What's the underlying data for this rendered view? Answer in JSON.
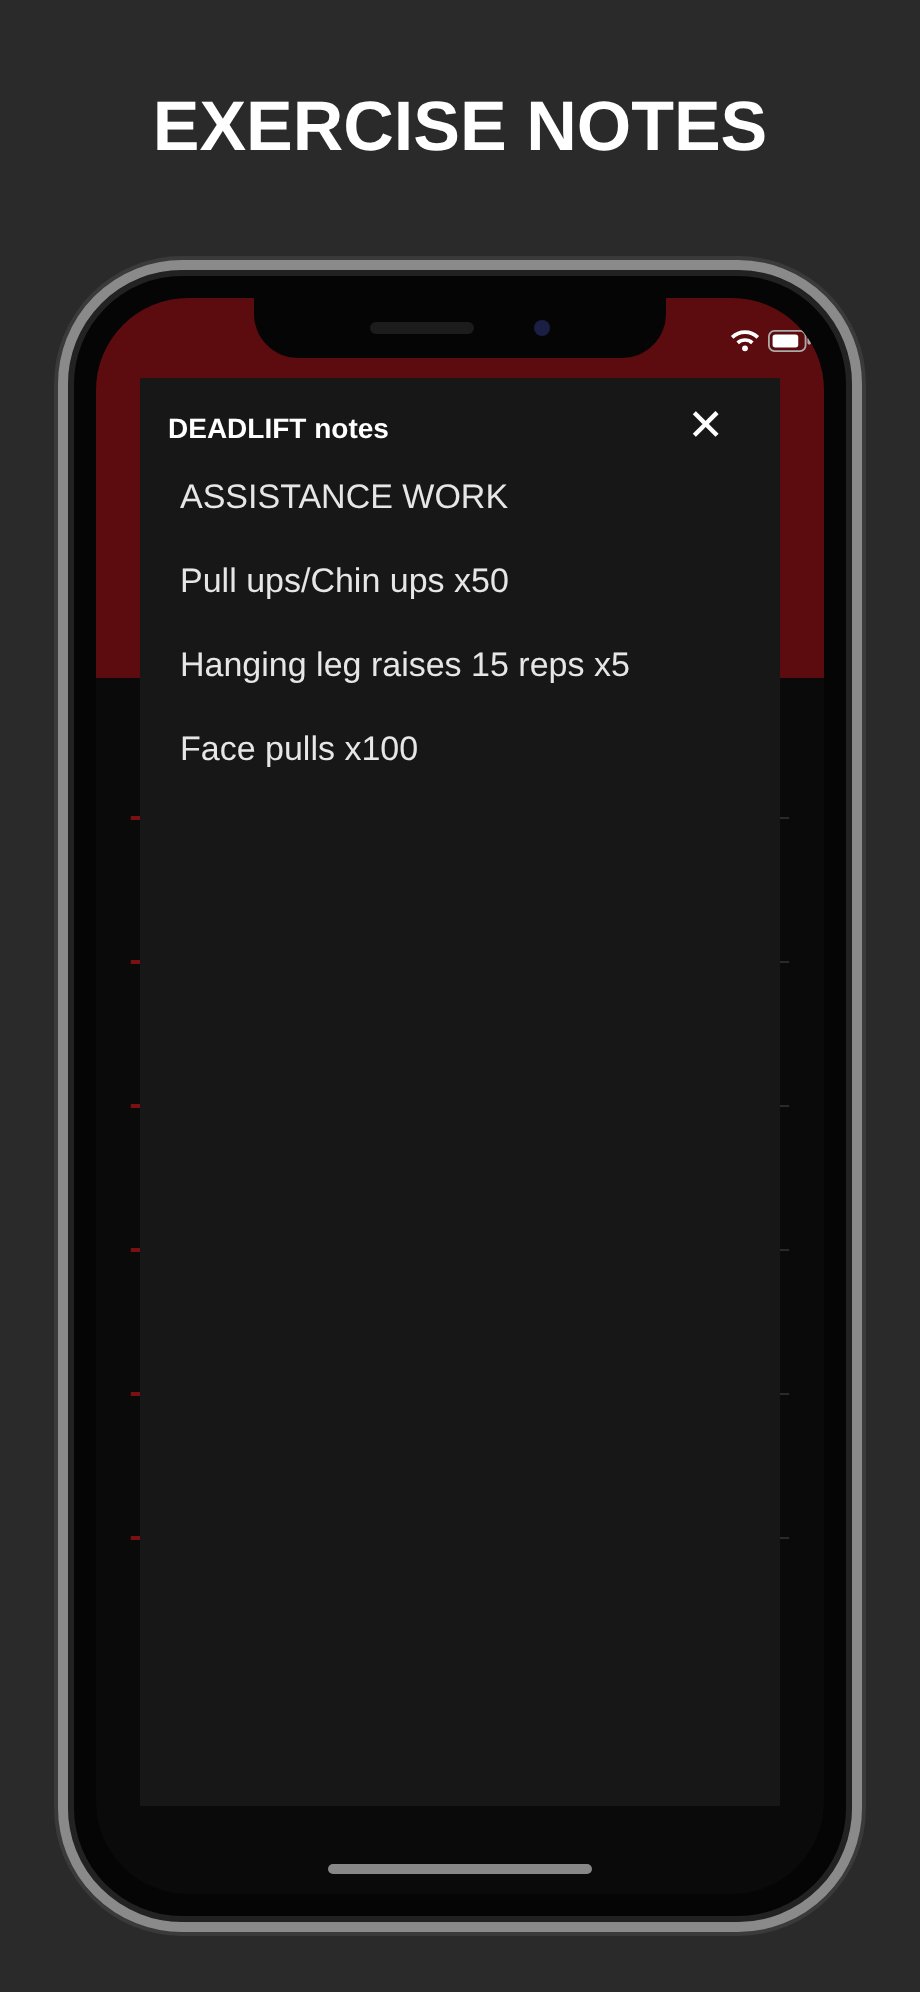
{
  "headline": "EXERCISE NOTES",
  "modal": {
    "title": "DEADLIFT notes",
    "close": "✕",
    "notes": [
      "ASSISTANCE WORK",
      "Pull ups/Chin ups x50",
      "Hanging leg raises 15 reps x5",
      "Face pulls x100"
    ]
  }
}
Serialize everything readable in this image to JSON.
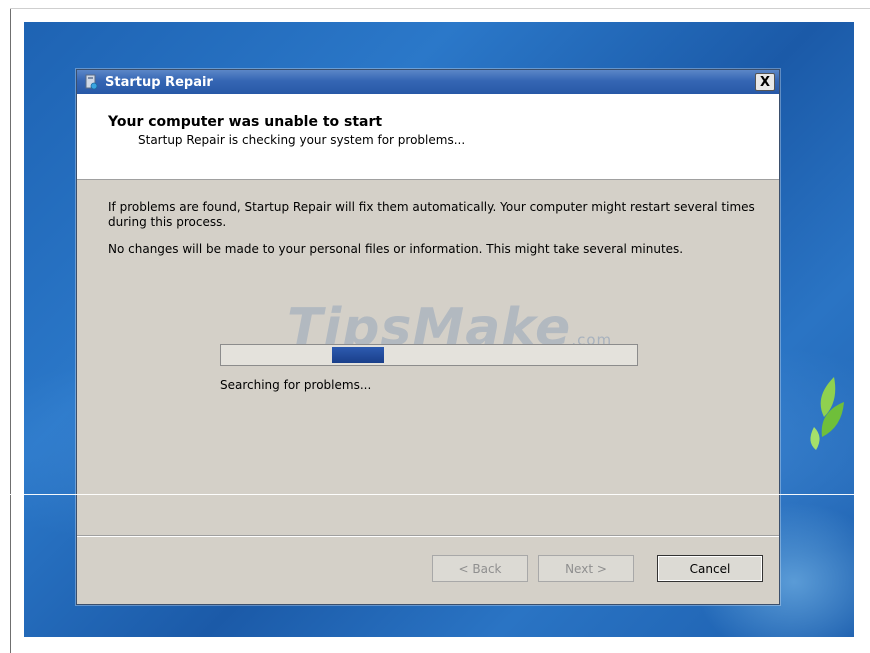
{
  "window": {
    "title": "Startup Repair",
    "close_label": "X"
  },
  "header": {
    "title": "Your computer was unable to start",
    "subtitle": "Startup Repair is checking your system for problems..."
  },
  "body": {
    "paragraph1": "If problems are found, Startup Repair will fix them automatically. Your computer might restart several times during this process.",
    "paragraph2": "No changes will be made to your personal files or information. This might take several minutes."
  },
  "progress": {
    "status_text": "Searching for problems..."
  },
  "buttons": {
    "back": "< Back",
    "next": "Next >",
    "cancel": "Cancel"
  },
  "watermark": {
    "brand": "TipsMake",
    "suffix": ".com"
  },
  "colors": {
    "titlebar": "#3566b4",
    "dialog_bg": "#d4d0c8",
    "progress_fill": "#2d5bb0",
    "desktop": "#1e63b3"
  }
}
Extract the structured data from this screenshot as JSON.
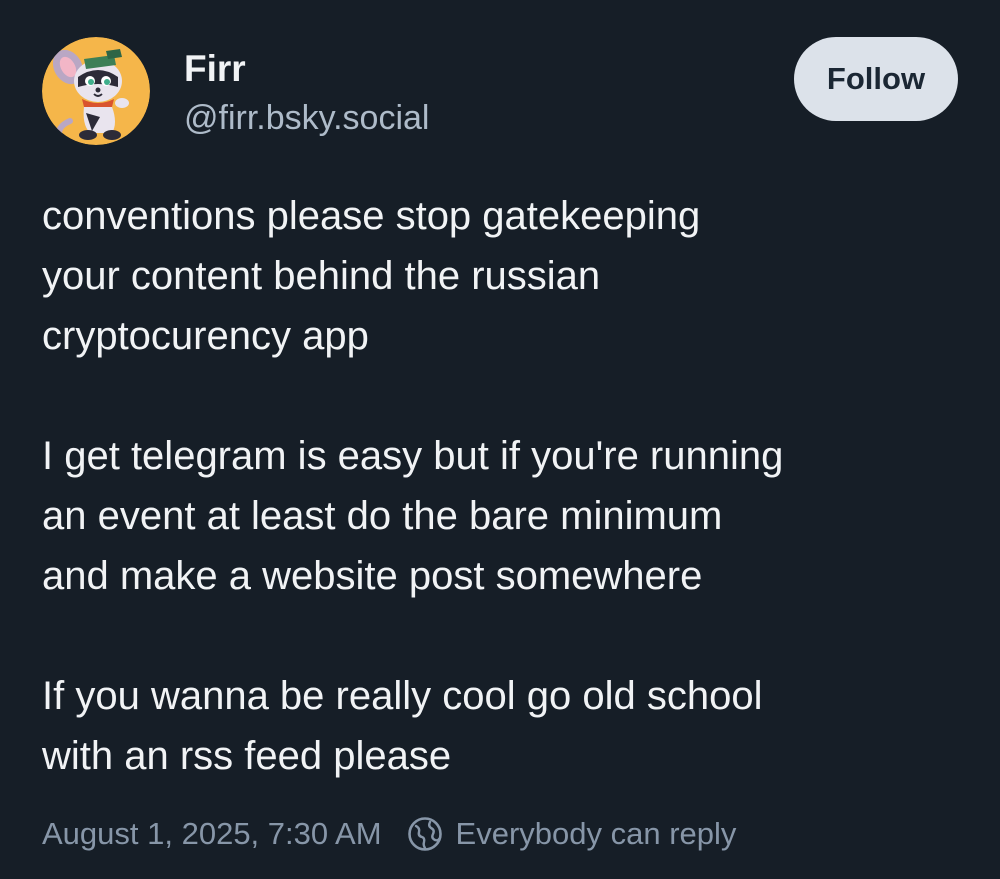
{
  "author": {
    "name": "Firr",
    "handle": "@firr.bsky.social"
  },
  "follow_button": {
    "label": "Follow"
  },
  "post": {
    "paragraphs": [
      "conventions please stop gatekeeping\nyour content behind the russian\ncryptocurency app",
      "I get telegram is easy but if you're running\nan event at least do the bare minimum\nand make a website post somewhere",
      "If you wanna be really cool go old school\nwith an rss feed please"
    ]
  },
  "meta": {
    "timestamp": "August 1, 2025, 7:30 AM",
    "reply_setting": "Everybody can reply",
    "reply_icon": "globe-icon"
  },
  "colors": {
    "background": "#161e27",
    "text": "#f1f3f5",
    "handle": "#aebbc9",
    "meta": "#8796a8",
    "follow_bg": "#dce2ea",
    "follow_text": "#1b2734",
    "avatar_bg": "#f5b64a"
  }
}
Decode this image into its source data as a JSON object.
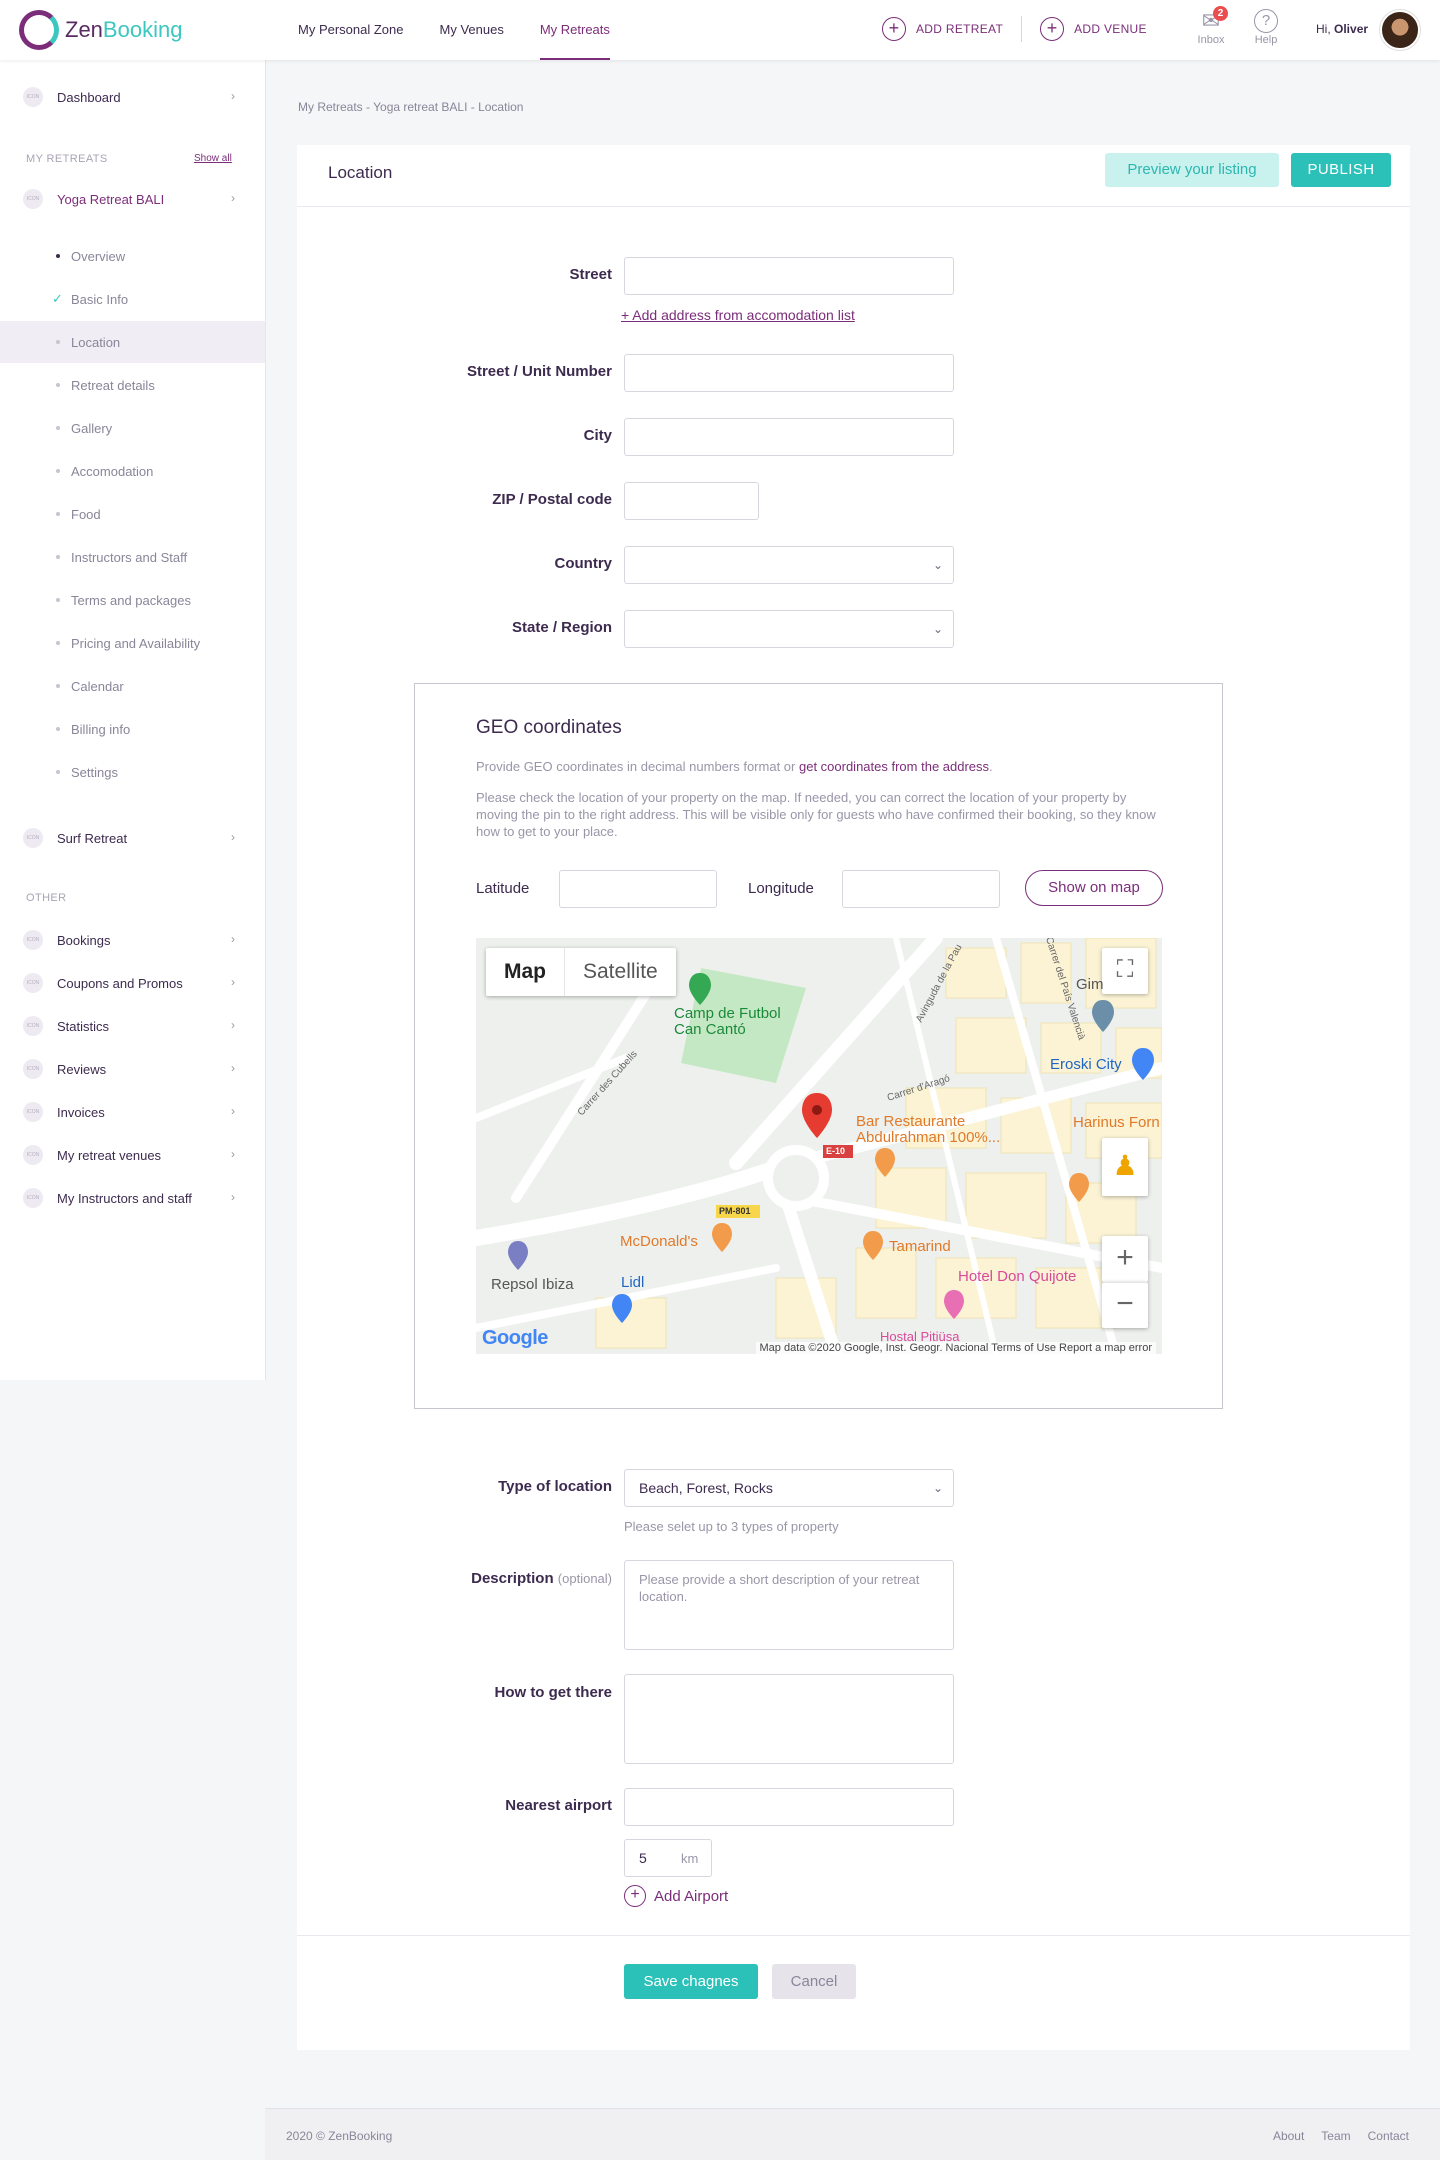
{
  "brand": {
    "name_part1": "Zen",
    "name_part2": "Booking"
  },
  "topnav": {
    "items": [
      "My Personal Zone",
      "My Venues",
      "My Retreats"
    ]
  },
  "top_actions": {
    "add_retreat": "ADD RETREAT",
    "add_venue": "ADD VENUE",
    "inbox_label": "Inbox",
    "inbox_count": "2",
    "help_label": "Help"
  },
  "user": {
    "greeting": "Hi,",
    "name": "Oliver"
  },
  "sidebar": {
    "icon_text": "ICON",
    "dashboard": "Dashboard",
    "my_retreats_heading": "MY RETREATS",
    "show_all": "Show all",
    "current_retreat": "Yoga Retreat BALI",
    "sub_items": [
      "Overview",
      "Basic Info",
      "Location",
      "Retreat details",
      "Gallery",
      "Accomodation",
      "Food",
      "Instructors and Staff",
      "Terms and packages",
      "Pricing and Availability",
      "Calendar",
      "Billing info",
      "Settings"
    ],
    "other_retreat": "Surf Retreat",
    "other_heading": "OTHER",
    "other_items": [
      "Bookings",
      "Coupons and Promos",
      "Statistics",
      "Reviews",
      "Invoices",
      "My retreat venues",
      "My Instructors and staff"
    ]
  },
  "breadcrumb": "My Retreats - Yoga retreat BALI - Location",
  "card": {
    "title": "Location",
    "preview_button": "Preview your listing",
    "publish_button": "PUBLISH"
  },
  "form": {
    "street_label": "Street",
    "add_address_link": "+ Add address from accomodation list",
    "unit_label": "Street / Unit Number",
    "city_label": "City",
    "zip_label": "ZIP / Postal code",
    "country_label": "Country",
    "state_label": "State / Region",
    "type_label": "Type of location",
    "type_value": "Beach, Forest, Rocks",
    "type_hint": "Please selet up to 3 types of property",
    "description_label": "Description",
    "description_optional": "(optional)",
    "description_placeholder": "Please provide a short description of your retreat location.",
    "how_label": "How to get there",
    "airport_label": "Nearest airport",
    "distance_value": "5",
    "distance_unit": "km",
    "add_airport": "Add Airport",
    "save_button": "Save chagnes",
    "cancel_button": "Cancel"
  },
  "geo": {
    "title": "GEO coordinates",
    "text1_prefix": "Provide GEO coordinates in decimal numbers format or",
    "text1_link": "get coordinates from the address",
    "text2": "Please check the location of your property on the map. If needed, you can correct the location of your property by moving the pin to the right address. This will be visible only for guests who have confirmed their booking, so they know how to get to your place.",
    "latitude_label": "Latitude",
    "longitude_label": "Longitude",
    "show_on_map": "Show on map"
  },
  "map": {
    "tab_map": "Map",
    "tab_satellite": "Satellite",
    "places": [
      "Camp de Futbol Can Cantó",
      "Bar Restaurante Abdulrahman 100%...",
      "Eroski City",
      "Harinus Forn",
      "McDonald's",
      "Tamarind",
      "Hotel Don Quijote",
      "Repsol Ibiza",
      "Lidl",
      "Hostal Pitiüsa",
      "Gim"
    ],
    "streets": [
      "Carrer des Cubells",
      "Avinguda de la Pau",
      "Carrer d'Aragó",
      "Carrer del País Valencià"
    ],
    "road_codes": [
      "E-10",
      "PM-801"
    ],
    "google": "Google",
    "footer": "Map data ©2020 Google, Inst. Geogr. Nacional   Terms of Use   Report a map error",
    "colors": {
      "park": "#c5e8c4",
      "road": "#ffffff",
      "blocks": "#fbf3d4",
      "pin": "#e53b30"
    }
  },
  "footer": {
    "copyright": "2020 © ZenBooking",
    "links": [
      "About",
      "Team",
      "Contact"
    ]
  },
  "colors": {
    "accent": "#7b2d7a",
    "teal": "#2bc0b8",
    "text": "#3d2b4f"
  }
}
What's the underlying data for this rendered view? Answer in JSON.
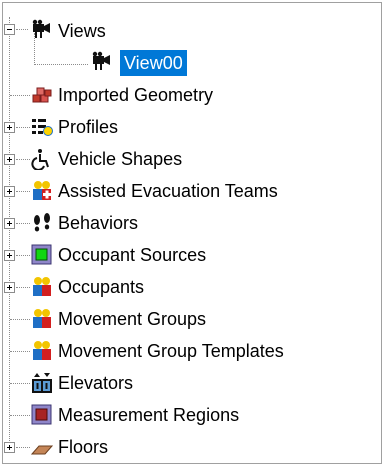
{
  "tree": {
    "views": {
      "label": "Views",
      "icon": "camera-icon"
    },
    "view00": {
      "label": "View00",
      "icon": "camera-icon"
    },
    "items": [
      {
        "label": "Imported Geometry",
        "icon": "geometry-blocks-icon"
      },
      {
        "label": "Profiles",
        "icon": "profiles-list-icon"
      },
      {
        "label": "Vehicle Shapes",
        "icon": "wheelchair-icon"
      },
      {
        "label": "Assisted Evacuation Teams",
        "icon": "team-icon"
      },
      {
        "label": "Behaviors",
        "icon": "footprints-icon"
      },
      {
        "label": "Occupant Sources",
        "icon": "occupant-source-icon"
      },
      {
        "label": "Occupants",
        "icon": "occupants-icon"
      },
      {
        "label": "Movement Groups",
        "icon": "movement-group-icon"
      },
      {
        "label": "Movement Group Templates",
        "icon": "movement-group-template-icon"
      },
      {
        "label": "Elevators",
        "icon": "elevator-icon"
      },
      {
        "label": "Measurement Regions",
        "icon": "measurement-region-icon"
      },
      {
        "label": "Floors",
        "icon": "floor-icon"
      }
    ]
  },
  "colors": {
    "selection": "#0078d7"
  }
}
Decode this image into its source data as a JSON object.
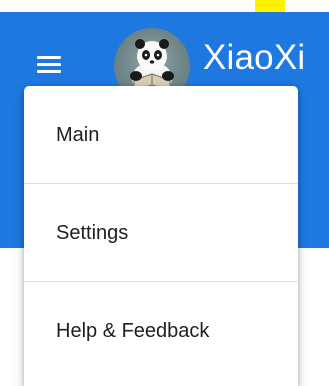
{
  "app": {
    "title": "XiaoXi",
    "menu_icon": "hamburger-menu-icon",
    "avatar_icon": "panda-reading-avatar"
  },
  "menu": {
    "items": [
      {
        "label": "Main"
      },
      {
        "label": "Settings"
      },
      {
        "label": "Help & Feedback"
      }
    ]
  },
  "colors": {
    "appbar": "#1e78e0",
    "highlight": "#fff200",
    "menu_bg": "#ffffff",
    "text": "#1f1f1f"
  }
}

* * * * *

The word "Help" may appear on some lines of these records; state how many such lines there are, and nothing else.

2